§ **TO DO**
1. In the passage on Polish rosół, what dish does the name "rosół" come from?
2. Continue the passage on Polish rosół from its last sentence.

§ **PASSAGE PROVIDED**
Wednesday, March 24, 2010

Polish rosół

Rosół is the first recipe in the oldest polish cookbook. It is also still one of the most popular polish soups. Served on family dinners and a traditional soup for weddings. It is also said to be a great remedy if you catch a cold.  
The name "rosół" derives from a dish made of salted meat (old conservation method) cooked in water to make it more edible. Later fresh meat was used instead of salted. Much later that dish of cooked meat became a soup that we know today.
So, on to the recipe from year 1682:
This is the way to cook polish rosół: take beef meat or veal,
hazel grouse or partridge, pigeon and whatever meat that in rosół can be cooked.
Soak it, lay in pot, then strain and pour over meat, 
add parsley, butter, salt, and skim well. 
One have to know what to put in rosół to not stink of water or wind,
that is parsley, dill, onion or garlic, nutmeg or rosmarin or pepper to taste.

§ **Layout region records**
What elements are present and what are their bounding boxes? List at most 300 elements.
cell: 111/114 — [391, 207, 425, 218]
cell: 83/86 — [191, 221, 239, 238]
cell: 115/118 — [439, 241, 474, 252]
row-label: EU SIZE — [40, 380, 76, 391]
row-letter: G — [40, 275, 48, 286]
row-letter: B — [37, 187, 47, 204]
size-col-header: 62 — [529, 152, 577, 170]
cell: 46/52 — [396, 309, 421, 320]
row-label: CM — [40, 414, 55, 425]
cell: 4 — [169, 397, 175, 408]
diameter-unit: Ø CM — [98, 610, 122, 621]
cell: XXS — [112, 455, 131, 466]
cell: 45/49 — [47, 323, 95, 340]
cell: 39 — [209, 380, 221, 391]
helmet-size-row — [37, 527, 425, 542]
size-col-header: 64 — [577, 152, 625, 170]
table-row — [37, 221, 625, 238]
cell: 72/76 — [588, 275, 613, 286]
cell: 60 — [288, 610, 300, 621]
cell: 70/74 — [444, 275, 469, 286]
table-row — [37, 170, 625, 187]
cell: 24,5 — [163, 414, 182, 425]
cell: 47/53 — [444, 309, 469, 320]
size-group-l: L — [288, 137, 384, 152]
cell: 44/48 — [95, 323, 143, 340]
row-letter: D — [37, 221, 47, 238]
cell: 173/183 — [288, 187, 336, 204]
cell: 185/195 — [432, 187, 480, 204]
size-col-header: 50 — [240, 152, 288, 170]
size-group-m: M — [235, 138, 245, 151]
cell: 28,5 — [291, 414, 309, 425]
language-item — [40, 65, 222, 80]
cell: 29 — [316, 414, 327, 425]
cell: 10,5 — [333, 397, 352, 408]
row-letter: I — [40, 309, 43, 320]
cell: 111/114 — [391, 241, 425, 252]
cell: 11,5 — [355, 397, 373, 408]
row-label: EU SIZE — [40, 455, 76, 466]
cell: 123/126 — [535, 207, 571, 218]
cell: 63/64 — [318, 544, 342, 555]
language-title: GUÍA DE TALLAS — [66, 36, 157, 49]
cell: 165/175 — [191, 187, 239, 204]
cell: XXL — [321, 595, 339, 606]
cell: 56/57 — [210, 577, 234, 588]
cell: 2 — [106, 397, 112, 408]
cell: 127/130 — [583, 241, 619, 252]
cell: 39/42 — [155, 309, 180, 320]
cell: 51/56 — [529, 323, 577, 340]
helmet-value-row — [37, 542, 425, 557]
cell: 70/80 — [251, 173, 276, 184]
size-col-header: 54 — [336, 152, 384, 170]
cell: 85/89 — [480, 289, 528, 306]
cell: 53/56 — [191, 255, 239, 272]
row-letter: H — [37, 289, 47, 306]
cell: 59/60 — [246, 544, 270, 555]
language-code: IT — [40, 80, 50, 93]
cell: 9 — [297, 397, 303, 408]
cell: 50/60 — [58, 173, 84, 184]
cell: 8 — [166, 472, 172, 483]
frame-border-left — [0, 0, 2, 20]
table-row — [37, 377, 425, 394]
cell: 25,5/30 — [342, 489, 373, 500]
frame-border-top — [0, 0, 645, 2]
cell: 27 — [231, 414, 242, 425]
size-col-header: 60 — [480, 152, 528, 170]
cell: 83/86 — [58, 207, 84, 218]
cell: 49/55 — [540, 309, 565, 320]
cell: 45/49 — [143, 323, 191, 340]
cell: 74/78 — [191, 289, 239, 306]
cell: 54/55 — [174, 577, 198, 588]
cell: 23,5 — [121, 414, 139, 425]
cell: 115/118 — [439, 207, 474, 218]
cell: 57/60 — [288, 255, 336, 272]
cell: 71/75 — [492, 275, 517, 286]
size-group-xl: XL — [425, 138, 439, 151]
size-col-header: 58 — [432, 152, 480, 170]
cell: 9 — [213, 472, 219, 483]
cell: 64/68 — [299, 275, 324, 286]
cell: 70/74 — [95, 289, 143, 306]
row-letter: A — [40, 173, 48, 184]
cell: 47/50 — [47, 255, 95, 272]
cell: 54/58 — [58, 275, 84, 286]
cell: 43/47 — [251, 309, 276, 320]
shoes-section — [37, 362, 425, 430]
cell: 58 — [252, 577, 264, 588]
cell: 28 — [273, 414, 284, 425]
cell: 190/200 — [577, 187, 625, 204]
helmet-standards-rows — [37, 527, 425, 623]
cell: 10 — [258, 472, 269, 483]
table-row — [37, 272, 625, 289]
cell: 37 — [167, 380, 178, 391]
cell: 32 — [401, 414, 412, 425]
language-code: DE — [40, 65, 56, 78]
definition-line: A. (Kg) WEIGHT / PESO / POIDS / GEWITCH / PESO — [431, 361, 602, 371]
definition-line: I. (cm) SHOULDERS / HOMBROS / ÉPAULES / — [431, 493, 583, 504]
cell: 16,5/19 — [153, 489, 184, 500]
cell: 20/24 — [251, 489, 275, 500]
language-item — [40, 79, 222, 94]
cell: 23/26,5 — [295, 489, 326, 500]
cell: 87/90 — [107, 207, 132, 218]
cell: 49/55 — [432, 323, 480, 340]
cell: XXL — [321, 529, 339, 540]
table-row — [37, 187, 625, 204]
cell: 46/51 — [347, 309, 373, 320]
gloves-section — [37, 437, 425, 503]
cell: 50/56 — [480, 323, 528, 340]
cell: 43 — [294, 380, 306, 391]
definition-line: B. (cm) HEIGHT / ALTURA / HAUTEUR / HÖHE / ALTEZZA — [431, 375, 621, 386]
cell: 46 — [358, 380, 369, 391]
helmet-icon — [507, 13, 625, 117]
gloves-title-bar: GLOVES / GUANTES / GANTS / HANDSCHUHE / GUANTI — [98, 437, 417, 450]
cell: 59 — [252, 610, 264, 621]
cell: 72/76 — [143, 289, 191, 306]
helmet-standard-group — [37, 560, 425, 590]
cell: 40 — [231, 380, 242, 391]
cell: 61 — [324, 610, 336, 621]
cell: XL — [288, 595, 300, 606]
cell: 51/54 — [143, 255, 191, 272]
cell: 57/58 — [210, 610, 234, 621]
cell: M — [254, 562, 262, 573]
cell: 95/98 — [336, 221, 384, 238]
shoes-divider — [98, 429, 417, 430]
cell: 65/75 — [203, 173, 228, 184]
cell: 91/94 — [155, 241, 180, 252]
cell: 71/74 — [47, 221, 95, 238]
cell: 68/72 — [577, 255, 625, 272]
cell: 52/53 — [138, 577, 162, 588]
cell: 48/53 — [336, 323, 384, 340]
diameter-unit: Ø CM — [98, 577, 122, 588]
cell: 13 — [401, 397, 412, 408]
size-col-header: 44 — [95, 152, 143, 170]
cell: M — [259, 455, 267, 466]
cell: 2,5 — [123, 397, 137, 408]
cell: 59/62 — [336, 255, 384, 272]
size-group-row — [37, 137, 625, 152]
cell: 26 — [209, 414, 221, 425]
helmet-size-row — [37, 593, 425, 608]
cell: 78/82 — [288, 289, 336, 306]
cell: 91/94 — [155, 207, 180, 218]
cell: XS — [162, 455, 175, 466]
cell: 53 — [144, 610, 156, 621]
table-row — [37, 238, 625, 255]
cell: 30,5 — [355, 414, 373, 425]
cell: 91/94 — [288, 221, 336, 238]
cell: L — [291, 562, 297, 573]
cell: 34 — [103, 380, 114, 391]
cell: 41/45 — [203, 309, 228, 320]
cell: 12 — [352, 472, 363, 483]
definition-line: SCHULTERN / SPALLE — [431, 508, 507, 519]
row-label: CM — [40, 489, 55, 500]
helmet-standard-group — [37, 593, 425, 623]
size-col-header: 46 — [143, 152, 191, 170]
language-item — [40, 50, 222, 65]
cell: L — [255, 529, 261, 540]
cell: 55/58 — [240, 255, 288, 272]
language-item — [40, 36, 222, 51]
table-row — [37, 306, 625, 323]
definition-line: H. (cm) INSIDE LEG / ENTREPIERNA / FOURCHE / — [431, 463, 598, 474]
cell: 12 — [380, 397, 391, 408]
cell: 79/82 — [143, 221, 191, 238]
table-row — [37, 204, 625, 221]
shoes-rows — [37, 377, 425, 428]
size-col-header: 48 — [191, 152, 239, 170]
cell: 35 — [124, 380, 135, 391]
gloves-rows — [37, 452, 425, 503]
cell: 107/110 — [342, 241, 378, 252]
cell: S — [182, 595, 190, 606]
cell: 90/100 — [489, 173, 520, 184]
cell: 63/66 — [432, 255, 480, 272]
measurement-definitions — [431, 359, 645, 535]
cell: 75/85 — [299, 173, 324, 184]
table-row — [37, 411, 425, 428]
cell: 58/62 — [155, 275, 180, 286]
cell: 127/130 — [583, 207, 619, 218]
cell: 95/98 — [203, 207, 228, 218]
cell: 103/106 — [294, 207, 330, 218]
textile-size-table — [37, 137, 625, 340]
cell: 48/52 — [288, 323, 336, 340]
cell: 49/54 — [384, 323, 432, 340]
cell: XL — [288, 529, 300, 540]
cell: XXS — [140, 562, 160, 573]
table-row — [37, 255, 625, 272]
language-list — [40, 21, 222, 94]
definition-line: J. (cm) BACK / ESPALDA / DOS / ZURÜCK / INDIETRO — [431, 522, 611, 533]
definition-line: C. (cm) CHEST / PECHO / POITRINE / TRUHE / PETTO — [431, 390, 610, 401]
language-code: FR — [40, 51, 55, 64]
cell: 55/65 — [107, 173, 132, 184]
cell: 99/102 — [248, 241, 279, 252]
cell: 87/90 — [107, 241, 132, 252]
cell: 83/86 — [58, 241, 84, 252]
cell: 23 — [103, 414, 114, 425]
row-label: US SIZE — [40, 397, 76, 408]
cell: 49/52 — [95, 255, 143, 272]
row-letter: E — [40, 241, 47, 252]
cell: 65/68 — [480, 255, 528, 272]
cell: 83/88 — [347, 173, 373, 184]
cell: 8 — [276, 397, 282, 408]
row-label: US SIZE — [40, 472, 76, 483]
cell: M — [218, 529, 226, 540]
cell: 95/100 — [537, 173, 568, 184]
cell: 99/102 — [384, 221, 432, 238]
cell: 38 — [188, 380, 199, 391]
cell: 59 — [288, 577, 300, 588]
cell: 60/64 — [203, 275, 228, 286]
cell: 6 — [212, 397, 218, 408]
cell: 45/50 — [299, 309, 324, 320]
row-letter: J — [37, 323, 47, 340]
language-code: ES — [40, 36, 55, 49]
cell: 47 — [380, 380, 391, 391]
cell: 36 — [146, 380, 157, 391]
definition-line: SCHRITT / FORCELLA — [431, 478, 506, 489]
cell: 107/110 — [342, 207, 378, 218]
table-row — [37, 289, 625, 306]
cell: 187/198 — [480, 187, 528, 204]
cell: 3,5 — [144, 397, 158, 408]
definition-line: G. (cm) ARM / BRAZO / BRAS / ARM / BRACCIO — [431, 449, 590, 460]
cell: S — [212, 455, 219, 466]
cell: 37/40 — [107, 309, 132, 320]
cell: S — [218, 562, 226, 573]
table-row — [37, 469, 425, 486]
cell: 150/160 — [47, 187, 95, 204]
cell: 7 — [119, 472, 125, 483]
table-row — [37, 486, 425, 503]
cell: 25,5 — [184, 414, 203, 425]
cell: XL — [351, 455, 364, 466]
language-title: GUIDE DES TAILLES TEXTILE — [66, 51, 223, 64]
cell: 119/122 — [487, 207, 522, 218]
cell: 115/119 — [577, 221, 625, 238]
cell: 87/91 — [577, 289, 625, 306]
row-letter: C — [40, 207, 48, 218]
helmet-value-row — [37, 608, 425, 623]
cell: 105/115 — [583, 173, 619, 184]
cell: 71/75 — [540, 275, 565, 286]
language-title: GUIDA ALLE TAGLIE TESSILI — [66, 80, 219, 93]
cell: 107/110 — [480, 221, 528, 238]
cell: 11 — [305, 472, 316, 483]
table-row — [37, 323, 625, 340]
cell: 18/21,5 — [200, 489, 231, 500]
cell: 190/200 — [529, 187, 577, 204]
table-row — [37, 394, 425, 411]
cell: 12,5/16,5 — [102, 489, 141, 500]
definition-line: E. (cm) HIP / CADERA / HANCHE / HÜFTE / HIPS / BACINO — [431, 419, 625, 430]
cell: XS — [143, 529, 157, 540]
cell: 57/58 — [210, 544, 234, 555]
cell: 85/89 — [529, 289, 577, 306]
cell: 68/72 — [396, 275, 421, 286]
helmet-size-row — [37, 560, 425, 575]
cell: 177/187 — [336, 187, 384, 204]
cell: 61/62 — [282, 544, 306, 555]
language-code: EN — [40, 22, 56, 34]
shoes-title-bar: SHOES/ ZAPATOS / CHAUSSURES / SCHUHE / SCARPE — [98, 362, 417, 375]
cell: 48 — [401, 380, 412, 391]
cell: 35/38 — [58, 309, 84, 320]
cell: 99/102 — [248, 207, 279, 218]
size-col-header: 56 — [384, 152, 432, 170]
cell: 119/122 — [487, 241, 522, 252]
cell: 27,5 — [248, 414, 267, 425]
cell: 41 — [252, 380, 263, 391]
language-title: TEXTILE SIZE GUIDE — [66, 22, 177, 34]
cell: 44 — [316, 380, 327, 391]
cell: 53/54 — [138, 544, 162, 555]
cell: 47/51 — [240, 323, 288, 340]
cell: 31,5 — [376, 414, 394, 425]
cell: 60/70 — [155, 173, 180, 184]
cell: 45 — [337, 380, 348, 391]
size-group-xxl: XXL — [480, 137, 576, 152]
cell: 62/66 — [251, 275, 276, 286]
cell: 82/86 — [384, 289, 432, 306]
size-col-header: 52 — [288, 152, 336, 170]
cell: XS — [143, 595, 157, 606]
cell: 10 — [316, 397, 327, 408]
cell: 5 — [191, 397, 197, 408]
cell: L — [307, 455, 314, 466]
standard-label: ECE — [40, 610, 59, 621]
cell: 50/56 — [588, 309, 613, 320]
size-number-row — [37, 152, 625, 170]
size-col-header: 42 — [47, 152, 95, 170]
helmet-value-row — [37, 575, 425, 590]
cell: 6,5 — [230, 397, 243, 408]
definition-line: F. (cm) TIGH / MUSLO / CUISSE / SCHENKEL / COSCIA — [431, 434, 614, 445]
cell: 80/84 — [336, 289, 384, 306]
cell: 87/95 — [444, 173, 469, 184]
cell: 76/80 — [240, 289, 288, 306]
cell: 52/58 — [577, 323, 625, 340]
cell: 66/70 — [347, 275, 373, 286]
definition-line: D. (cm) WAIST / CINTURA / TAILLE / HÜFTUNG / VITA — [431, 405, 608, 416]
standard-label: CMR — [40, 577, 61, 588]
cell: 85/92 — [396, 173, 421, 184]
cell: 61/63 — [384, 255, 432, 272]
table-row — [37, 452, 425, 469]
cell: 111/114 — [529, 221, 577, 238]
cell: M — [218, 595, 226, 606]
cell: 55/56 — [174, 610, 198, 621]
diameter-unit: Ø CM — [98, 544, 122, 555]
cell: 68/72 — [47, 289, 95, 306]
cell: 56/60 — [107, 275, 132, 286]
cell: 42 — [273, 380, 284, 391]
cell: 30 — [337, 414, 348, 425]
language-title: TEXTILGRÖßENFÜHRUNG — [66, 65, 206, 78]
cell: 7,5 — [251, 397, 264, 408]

§ **WRITTEN RESPONSES**
1. A dish of salted meat cooked in water to make it more edible.

2.
Lime will not spoil any rosół as well.
Here a small side note: the translations from old polish are entirely mine, this is not professional translation, some words or even sentences are omitted, order of words can be changed and so on. All credits for any mistakes should go to me!
I think it would be a very interesting experiment to try this recipe out.
Here are the ingredients that I managed to get:
beef with bone 0,5 kg
veal with bone 0,4 kg 
guinea fowl (instead of pigeon or partridge) 1,3 kg
3 parsley roots and green parsley
butter (I dared to use 1 spoon only)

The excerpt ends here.